> [What the exercise asks]: Copy out every line of the data that has the word "from" somewhere in it.

> [Records shown]:
----

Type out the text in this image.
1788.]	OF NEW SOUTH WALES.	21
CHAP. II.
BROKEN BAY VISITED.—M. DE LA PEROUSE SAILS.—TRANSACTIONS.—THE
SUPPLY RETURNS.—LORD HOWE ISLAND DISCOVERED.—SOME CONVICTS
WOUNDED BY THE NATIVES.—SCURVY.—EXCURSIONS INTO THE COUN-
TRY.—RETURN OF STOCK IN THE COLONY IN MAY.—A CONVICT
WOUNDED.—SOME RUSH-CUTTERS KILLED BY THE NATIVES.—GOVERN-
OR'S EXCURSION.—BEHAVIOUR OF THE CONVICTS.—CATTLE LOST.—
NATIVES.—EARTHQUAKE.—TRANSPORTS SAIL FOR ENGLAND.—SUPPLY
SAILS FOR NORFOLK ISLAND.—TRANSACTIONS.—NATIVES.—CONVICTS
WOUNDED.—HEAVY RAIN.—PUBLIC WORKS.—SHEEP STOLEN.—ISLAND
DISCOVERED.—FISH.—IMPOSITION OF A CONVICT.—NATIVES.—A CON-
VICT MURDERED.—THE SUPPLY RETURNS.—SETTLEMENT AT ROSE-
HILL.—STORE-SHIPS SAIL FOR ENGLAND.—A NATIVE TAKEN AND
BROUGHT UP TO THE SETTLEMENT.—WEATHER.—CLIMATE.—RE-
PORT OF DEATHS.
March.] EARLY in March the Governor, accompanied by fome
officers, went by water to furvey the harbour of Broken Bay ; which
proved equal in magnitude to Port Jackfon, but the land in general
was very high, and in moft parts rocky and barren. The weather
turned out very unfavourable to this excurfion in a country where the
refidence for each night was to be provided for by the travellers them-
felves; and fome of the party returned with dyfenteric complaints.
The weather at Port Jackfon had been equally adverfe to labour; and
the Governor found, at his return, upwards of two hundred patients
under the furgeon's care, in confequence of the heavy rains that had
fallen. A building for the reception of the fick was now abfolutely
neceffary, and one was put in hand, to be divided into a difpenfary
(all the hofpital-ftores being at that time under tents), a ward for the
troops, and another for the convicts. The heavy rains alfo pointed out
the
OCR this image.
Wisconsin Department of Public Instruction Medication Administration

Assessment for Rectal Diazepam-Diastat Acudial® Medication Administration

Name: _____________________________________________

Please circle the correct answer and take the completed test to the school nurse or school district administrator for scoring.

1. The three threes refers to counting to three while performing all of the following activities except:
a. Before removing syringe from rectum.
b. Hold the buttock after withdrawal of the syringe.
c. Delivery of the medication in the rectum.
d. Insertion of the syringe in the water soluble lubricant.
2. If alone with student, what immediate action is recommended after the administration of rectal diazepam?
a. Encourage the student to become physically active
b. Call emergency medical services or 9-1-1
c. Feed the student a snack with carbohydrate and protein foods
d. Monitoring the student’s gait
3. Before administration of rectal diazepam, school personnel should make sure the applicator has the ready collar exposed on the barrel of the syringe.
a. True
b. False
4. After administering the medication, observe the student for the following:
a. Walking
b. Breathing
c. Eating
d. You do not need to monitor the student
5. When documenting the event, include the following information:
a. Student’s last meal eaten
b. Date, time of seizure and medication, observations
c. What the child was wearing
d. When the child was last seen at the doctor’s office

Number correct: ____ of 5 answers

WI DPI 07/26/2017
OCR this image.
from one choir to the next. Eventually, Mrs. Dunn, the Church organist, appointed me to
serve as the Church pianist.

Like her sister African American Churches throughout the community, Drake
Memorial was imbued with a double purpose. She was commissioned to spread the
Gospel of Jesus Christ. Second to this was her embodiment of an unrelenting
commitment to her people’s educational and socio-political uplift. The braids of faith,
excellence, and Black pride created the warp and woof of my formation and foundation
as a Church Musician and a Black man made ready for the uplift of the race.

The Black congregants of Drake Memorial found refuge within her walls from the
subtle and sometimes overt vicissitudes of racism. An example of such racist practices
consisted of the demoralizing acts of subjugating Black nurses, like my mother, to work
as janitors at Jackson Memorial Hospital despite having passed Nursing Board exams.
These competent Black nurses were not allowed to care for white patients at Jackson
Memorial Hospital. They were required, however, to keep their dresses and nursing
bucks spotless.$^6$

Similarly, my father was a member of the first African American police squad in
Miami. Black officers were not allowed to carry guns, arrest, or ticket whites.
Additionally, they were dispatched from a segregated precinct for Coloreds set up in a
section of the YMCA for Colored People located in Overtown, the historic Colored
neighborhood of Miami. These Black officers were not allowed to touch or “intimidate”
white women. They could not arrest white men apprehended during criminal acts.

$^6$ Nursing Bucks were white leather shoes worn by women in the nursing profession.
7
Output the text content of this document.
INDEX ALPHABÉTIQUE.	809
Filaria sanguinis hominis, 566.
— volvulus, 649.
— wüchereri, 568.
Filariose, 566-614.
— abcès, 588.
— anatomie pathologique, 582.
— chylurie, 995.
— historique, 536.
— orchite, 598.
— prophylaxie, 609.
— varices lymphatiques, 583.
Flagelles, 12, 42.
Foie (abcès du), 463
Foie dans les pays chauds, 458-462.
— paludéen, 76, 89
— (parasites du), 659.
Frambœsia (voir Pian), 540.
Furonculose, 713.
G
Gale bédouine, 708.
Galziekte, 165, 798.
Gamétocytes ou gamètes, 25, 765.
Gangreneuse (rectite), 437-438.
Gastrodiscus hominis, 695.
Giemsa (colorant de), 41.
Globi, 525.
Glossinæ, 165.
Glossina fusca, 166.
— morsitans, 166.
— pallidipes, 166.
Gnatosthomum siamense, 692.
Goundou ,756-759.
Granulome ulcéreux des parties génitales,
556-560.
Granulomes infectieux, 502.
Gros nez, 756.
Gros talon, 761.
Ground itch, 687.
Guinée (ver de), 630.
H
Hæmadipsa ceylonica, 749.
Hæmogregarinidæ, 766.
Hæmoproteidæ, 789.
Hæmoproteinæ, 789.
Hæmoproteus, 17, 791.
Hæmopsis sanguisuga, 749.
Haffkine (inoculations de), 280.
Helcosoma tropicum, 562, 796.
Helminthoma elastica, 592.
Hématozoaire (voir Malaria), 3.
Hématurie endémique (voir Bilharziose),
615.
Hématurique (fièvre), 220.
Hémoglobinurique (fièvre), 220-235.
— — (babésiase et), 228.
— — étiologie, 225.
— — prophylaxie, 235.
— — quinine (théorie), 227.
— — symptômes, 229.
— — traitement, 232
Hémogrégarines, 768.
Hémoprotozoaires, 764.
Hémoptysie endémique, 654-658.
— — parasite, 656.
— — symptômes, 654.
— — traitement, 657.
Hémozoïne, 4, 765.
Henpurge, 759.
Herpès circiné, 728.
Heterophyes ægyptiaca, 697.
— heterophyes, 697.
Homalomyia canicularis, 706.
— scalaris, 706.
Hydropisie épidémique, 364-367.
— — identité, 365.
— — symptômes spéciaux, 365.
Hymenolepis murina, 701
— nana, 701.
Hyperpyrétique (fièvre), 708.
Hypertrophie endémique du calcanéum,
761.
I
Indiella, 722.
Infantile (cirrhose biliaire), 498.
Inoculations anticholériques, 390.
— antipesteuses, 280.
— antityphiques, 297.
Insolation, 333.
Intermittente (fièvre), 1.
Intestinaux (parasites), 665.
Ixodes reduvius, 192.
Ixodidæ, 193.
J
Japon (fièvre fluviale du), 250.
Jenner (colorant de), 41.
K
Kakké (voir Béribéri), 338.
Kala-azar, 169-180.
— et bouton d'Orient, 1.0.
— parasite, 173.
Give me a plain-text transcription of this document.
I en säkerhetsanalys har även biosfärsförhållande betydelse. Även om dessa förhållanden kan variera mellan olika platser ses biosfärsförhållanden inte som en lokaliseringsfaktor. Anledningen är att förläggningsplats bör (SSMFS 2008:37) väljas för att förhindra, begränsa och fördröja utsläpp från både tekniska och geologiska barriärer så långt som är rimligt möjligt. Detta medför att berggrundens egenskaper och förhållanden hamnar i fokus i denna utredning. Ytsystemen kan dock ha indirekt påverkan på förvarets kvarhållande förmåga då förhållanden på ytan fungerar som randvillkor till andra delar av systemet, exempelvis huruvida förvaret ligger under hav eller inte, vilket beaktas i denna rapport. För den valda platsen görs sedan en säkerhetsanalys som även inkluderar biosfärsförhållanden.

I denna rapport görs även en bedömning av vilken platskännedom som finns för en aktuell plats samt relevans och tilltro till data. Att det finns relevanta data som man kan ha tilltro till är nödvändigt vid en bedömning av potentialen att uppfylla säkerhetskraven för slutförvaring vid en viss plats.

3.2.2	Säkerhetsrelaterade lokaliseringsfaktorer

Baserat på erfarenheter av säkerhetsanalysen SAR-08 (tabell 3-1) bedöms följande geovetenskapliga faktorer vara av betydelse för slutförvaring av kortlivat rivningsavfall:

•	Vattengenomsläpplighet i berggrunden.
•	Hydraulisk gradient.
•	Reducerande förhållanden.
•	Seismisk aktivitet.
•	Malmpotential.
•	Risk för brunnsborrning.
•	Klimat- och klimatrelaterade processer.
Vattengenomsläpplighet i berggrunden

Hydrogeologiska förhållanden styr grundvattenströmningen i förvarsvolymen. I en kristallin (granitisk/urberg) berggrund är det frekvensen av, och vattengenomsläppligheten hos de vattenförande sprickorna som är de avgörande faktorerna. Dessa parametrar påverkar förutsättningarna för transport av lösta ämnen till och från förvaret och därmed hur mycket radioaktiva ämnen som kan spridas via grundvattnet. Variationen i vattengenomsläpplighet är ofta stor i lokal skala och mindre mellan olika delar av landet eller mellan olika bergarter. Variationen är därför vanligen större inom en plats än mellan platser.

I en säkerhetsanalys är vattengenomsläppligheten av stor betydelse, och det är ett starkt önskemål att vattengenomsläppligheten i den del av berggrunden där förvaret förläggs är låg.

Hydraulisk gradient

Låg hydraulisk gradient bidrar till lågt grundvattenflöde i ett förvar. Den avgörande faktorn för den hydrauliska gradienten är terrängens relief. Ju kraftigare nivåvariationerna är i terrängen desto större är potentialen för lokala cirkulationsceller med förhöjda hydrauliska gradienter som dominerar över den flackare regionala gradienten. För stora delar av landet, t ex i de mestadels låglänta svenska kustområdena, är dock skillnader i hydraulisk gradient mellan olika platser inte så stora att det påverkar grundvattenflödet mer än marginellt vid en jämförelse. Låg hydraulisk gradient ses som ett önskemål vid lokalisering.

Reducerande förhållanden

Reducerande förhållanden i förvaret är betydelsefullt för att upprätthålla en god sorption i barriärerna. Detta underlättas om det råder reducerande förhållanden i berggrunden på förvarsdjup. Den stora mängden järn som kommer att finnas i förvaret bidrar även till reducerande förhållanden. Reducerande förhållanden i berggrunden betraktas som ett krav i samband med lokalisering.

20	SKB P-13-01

----

> [Result for this exercise]:
a. Before removing syringe from rectum.
from one choir to the next. Eventually, Mrs. Dunn, the Church organist, appointed me to
The Black congregants of Drake Memorial found refuge within her walls from the
Additionally, they were dispatched from a segregated precinct for Coloreds set up in a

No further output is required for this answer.